* What is needed
Repeat what the lines below say, word for word, and skip every image.

************

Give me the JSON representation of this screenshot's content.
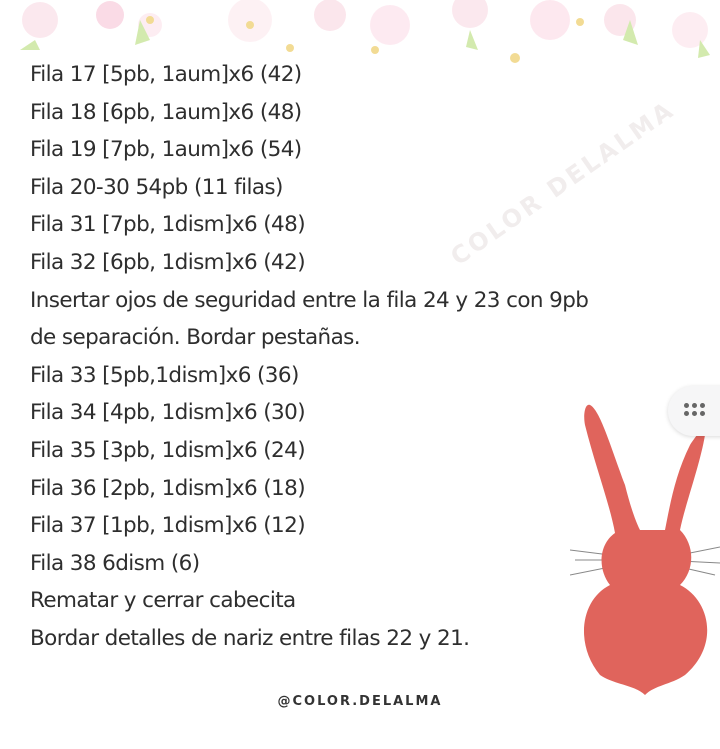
{
  "lines": [
    "Fila 17 [5pb, 1aum]x6 (42)",
    "Fila 18 [6pb, 1aum]x6 (48)",
    "Fila 19 [7pb, 1aum]x6 (54)",
    "Fila 20-30 54pb (11 filas)",
    "Fila 31 [7pb, 1dism]x6 (48)",
    "Fila 32 [6pb, 1dism]x6 (42)",
    "Insertar ojos de seguridad entre la fila 24 y 23 con 9pb",
    "de separación. Bordar pestañas.",
    "Fila 33 [5pb,1dism]x6 (36)",
    "Fila 34 [4pb, 1dism]x6 (30)",
    "Fila 35 [3pb, 1dism]x6 (24)",
    "Fila 36 [2pb, 1dism]x6 (18)",
    "Fila 37 [1pb, 1dism]x6 (12)",
    "Fila 38 6dism (6)",
    "Rematar y cerrar cabecita",
    "Bordar detalles de nariz entre filas 22 y 21."
  ],
  "watermark": "COLOR DELALMA",
  "footer": "@COLOR.DELALMA",
  "colors": {
    "bunny": "#e0645c",
    "text": "#2e2e2e"
  },
  "icons": {
    "menu": "grid-dots-icon",
    "bunny": "bunny-silhouette"
  }
}
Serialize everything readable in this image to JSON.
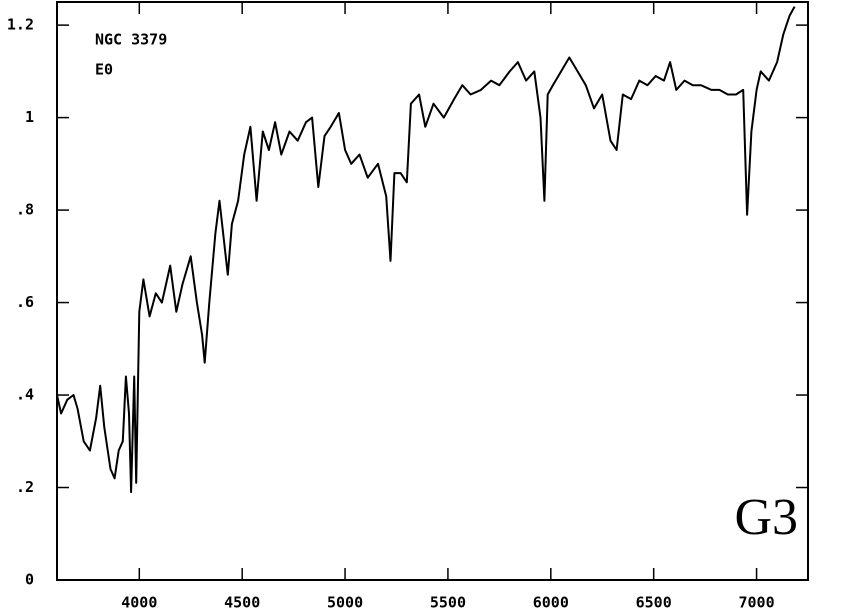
{
  "chart_data": {
    "type": "line",
    "annotations": [
      "NGC 3379",
      "E0",
      "G3"
    ],
    "x": [
      3600,
      3620,
      3650,
      3680,
      3700,
      3730,
      3760,
      3790,
      3810,
      3830,
      3860,
      3880,
      3900,
      3920,
      3935,
      3950,
      3960,
      3975,
      3985,
      4000,
      4020,
      4050,
      4080,
      4110,
      4150,
      4180,
      4210,
      4250,
      4280,
      4305,
      4318,
      4340,
      4370,
      4390,
      4430,
      4450,
      4480,
      4510,
      4540,
      4570,
      4600,
      4630,
      4660,
      4690,
      4730,
      4770,
      4810,
      4840,
      4870,
      4900,
      4930,
      4970,
      5000,
      5030,
      5070,
      5110,
      5160,
      5200,
      5221,
      5240,
      5270,
      5300,
      5320,
      5360,
      5390,
      5430,
      5480,
      5530,
      5570,
      5610,
      5660,
      5710,
      5750,
      5800,
      5840,
      5880,
      5920,
      5950,
      5969,
      5985,
      6010,
      6050,
      6090,
      6130,
      6170,
      6210,
      6250,
      6290,
      6320,
      6350,
      6390,
      6430,
      6470,
      6510,
      6550,
      6580,
      6610,
      6650,
      6690,
      6730,
      6780,
      6820,
      6860,
      6900,
      6935,
      6954,
      6975,
      7000,
      7020,
      7060,
      7100,
      7130,
      7160,
      7185
    ],
    "values": [
      0.4,
      0.36,
      0.39,
      0.4,
      0.37,
      0.3,
      0.28,
      0.35,
      0.42,
      0.33,
      0.24,
      0.22,
      0.28,
      0.3,
      0.44,
      0.36,
      0.19,
      0.44,
      0.21,
      0.58,
      0.65,
      0.57,
      0.62,
      0.6,
      0.68,
      0.58,
      0.64,
      0.7,
      0.6,
      0.53,
      0.47,
      0.6,
      0.75,
      0.82,
      0.66,
      0.77,
      0.82,
      0.92,
      0.98,
      0.82,
      0.97,
      0.93,
      0.99,
      0.92,
      0.97,
      0.95,
      0.99,
      1.0,
      0.85,
      0.96,
      0.98,
      1.01,
      0.93,
      0.9,
      0.92,
      0.87,
      0.9,
      0.83,
      0.69,
      0.88,
      0.88,
      0.86,
      1.03,
      1.05,
      0.98,
      1.03,
      1.0,
      1.04,
      1.07,
      1.05,
      1.06,
      1.08,
      1.07,
      1.1,
      1.12,
      1.08,
      1.1,
      1.0,
      0.82,
      1.05,
      1.07,
      1.1,
      1.13,
      1.1,
      1.07,
      1.02,
      1.05,
      0.95,
      0.93,
      1.05,
      1.04,
      1.08,
      1.07,
      1.09,
      1.08,
      1.12,
      1.06,
      1.08,
      1.07,
      1.07,
      1.06,
      1.06,
      1.05,
      1.05,
      1.06,
      0.79,
      0.97,
      1.06,
      1.1,
      1.08,
      1.12,
      1.18,
      1.22,
      1.24
    ],
    "color": "#000000",
    "xlim": [
      3600,
      7250
    ],
    "xticks": [
      4000,
      4500,
      5000,
      5500,
      6000,
      6500,
      7000
    ],
    "ylim": [
      0,
      1.25
    ],
    "yticks": [
      0,
      {
        "value": 0.2,
        "label": ".2"
      },
      {
        "value": 0.4,
        "label": ".4"
      },
      {
        "value": 0.6,
        "label": ".6"
      },
      {
        "value": 0.8,
        "label": ".8"
      },
      1,
      1.2
    ]
  }
}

************

* Full output
Give me the JSON representation of this screenshot's content.
{
  "lines": [
    "Fila 17 [5pb, 1aum]x6 (42)",
    "Fila 18 [6pb, 1aum]x6 (48)",
    "Fila 19 [7pb, 1aum]x6 (54)",
    "Fila 20-30 54pb (11 filas)",
    "Fila 31 [7pb, 1dism]x6 (48)",
    "Fila 32 [6pb, 1dism]x6 (42)",
    "Insertar ojos de seguridad entre la fila 24 y 23 con 9pb",
    "de separación. Bordar pestañas.",
    "Fila 33 [5pb,1dism]x6 (36)",
    "Fila 34 [4pb, 1dism]x6 (30)",
    "Fila 35 [3pb, 1dism]x6 (24)",
    "Fila 36 [2pb, 1dism]x6 (18)",
    "Fila 37 [1pb, 1dism]x6 (12)",
    "Fila 38 6dism (6)",
    "Rematar y cerrar cabecita",
    "Bordar detalles de nariz entre filas 22 y 21."
  ],
  "watermark": "COLOR DELALMA",
  "footer": "@COLOR.DELALMA",
  "colors": {
    "bunny": "#e0645c",
    "text": "#2e2e2e"
  },
  "icons": {
    "menu": "grid-dots-icon",
    "bunny": "bunny-silhouette"
  }
}
Serialize everything readable in this image to JSON.
{
  "chart_data": {
    "type": "line",
    "annotations": [
      "NGC 3379",
      "E0",
      "G3"
    ],
    "x": [
      3600,
      3620,
      3650,
      3680,
      3700,
      3730,
      3760,
      3790,
      3810,
      3830,
      3860,
      3880,
      3900,
      3920,
      3935,
      3950,
      3960,
      3975,
      3985,
      4000,
      4020,
      4050,
      4080,
      4110,
      4150,
      4180,
      4210,
      4250,
      4280,
      4305,
      4318,
      4340,
      4370,
      4390,
      4430,
      4450,
      4480,
      4510,
      4540,
      4570,
      4600,
      4630,
      4660,
      4690,
      4730,
      4770,
      4810,
      4840,
      4870,
      4900,
      4930,
      4970,
      5000,
      5030,
      5070,
      5110,
      5160,
      5200,
      5221,
      5240,
      5270,
      5300,
      5320,
      5360,
      5390,
      5430,
      5480,
      5530,
      5570,
      5610,
      5660,
      5710,
      5750,
      5800,
      5840,
      5880,
      5920,
      5950,
      5969,
      5985,
      6010,
      6050,
      6090,
      6130,
      6170,
      6210,
      6250,
      6290,
      6320,
      6350,
      6390,
      6430,
      6470,
      6510,
      6550,
      6580,
      6610,
      6650,
      6690,
      6730,
      6780,
      6820,
      6860,
      6900,
      6935,
      6954,
      6975,
      7000,
      7020,
      7060,
      7100,
      7130,
      7160,
      7185
    ],
    "values": [
      0.4,
      0.36,
      0.39,
      0.4,
      0.37,
      0.3,
      0.28,
      0.35,
      0.42,
      0.33,
      0.24,
      0.22,
      0.28,
      0.3,
      0.44,
      0.36,
      0.19,
      0.44,
      0.21,
      0.58,
      0.65,
      0.57,
      0.62,
      0.6,
      0.68,
      0.58,
      0.64,
      0.7,
      0.6,
      0.53,
      0.47,
      0.6,
      0.75,
      0.82,
      0.66,
      0.77,
      0.82,
      0.92,
      0.98,
      0.82,
      0.97,
      0.93,
      0.99,
      0.92,
      0.97,
      0.95,
      0.99,
      1.0,
      0.85,
      0.96,
      0.98,
      1.01,
      0.93,
      0.9,
      0.92,
      0.87,
      0.9,
      0.83,
      0.69,
      0.88,
      0.88,
      0.86,
      1.03,
      1.05,
      0.98,
      1.03,
      1.0,
      1.04,
      1.07,
      1.05,
      1.06,
      1.08,
      1.07,
      1.1,
      1.12,
      1.08,
      1.1,
      1.0,
      0.82,
      1.05,
      1.07,
      1.1,
      1.13,
      1.1,
      1.07,
      1.02,
      1.05,
      0.95,
      0.93,
      1.05,
      1.04,
      1.08,
      1.07,
      1.09,
      1.08,
      1.12,
      1.06,
      1.08,
      1.07,
      1.07,
      1.06,
      1.06,
      1.05,
      1.05,
      1.06,
      0.79,
      0.97,
      1.06,
      1.1,
      1.08,
      1.12,
      1.18,
      1.22,
      1.24
    ],
    "color": "#000000",
    "xlim": [
      3600,
      7250
    ],
    "xticks": [
      4000,
      4500,
      5000,
      5500,
      6000,
      6500,
      7000
    ],
    "ylim": [
      0,
      1.25
    ],
    "yticks": [
      0,
      {
        "value": 0.2,
        "label": ".2"
      },
      {
        "value": 0.4,
        "label": ".4"
      },
      {
        "value": 0.6,
        "label": ".6"
      },
      {
        "value": 0.8,
        "label": ".8"
      },
      1,
      1.2
    ]
  }
}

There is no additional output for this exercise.